What you will do: The result should be every line of the listing that holds the word "efficiency".

Dataset records:

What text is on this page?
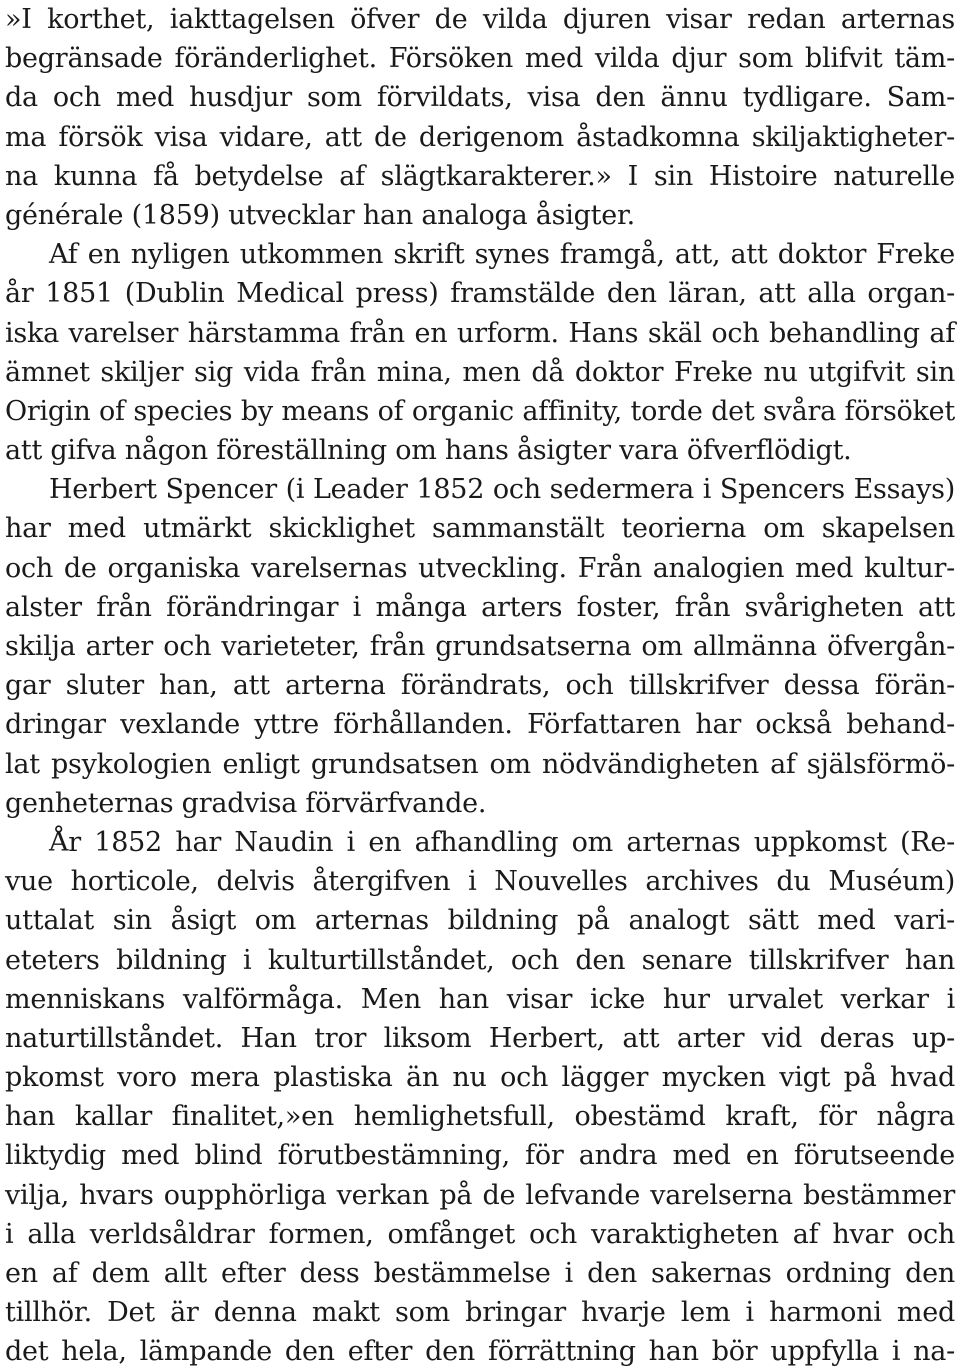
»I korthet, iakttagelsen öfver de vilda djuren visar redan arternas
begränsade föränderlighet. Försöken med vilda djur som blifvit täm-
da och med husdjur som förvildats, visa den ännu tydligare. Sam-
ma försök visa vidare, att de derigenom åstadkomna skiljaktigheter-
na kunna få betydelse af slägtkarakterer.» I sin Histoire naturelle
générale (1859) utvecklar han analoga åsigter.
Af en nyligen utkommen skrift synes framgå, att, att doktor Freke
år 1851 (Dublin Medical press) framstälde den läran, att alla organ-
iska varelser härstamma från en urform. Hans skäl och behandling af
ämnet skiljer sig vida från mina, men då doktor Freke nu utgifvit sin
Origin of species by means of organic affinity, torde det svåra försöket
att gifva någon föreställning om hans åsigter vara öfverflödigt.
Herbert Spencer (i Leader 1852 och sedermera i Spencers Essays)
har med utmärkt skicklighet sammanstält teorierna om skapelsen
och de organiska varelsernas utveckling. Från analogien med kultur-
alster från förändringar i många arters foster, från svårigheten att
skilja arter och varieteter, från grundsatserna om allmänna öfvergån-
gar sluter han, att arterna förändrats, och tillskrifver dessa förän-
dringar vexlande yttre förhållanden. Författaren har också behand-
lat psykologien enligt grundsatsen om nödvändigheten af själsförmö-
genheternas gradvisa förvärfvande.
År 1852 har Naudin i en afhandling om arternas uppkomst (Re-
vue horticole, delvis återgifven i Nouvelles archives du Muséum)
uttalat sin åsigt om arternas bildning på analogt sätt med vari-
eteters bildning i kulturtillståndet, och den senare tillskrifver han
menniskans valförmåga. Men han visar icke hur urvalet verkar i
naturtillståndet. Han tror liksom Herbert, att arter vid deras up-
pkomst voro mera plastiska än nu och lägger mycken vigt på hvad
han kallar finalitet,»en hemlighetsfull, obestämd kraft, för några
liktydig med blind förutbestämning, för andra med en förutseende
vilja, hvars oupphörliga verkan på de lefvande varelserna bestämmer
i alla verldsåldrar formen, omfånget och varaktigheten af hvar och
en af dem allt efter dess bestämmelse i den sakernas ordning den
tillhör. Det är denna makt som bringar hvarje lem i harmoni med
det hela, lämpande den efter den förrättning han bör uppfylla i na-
---
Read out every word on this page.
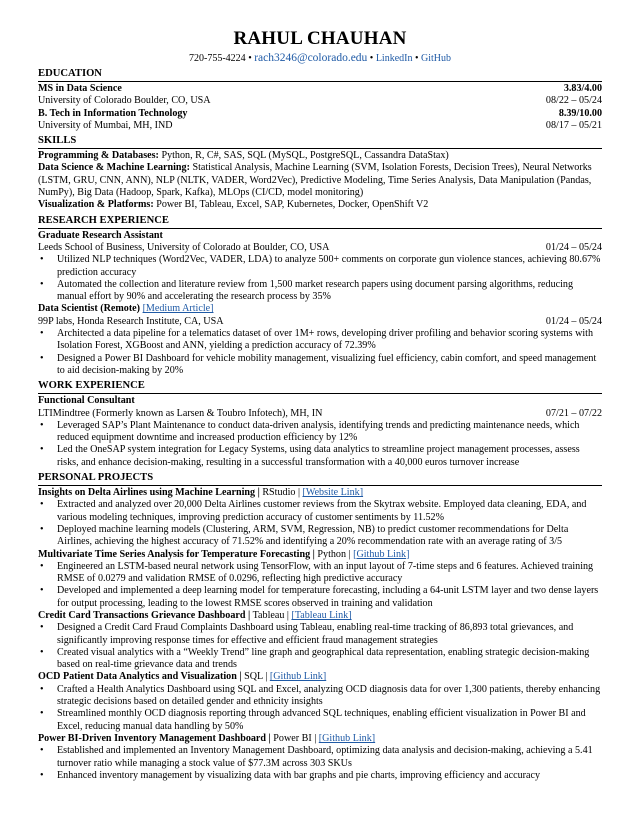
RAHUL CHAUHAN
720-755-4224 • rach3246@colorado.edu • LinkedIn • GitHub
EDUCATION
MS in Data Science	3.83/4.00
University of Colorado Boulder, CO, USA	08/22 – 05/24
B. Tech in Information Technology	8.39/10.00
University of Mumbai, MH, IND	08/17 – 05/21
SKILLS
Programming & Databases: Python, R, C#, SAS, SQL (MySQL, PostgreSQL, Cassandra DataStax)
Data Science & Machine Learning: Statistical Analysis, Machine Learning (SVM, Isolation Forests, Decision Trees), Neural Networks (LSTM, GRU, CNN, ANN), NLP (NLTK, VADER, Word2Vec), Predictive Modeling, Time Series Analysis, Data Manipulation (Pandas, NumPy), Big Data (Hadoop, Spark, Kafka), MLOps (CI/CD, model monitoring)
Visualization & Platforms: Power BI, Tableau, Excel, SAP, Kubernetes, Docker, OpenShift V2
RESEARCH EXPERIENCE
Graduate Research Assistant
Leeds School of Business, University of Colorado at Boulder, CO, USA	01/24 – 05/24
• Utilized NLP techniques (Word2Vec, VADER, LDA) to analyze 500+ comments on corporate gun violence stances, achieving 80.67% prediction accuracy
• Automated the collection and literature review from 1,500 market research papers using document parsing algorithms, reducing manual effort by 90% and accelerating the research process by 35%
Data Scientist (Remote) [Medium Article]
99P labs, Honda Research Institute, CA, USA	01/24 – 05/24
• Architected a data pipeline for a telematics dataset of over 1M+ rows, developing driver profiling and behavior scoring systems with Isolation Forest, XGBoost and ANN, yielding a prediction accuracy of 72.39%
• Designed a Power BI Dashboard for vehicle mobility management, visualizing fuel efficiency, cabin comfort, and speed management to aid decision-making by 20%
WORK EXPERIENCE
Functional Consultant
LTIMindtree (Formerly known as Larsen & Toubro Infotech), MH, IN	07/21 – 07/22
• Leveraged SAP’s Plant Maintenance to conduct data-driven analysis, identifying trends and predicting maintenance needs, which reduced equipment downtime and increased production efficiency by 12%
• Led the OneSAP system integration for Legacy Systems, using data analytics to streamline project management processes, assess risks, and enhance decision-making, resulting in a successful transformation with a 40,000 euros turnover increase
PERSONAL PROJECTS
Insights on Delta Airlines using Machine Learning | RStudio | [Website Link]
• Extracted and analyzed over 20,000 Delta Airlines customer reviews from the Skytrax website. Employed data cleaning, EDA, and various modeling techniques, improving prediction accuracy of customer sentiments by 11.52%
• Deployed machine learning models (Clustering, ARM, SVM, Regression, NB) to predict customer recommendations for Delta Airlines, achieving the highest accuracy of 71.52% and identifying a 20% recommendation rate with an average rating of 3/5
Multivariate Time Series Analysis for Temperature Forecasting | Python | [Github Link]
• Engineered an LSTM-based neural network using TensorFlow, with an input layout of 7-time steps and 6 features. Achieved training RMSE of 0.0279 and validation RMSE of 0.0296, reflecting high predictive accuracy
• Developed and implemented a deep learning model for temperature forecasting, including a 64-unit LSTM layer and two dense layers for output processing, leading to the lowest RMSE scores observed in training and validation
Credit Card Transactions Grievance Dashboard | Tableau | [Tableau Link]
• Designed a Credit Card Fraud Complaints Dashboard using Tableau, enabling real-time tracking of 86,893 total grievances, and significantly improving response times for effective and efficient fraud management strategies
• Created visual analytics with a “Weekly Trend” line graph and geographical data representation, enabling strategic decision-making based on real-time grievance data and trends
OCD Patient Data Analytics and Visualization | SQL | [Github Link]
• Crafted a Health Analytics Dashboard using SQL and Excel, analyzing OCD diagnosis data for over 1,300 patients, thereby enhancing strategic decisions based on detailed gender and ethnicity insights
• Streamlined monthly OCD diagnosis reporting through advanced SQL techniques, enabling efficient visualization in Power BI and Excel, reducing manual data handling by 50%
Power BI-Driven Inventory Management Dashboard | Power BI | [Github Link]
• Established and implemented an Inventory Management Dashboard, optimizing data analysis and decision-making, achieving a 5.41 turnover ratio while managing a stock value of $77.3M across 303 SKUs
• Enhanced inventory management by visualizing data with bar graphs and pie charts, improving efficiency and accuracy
==
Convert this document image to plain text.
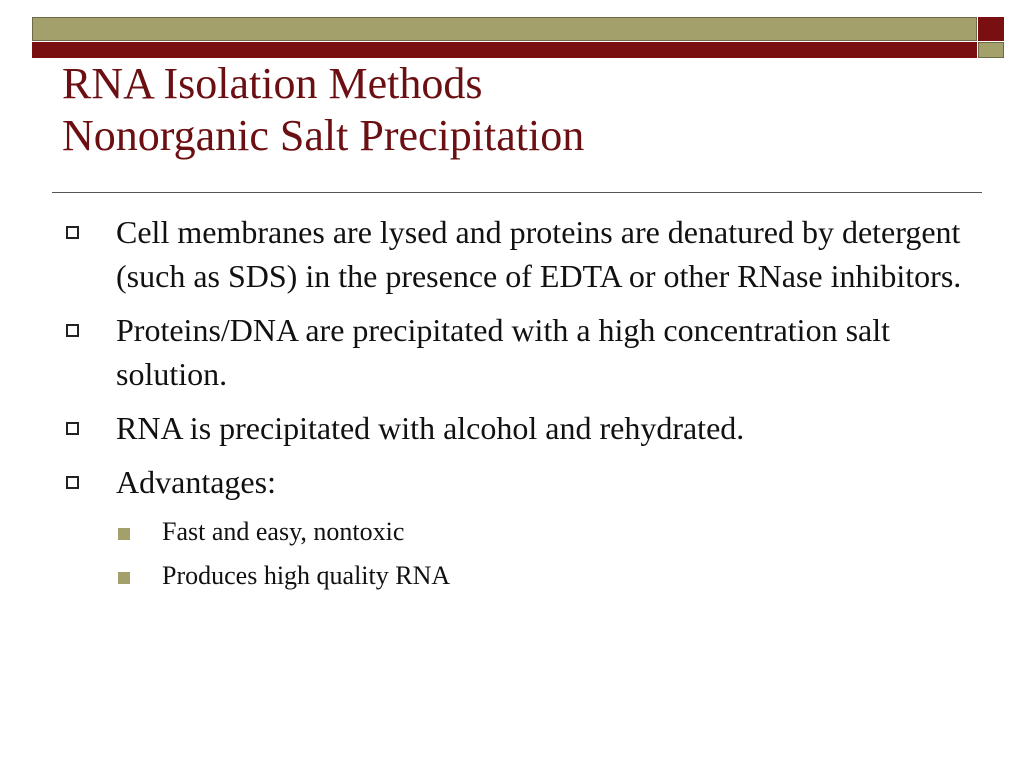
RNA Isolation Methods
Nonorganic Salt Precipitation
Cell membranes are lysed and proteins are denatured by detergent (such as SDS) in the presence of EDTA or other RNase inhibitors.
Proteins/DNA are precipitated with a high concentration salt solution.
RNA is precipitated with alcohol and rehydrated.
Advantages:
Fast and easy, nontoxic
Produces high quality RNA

Your solution:
• Designed a Power BI Dashboard for vehicle mobility management, visualizing fuel efficiency, cabin comfort, and speed management to aid decision-making by 20%
• Leveraged SAP’s Plant Maintenance to conduct data-driven analysis, identifying trends and predicting maintenance needs, which reduced equipment downtime and increased production efficiency by 12%
• Enhanced inventory management by visualizing data with bar graphs and pie charts, improving efficiency and accuracy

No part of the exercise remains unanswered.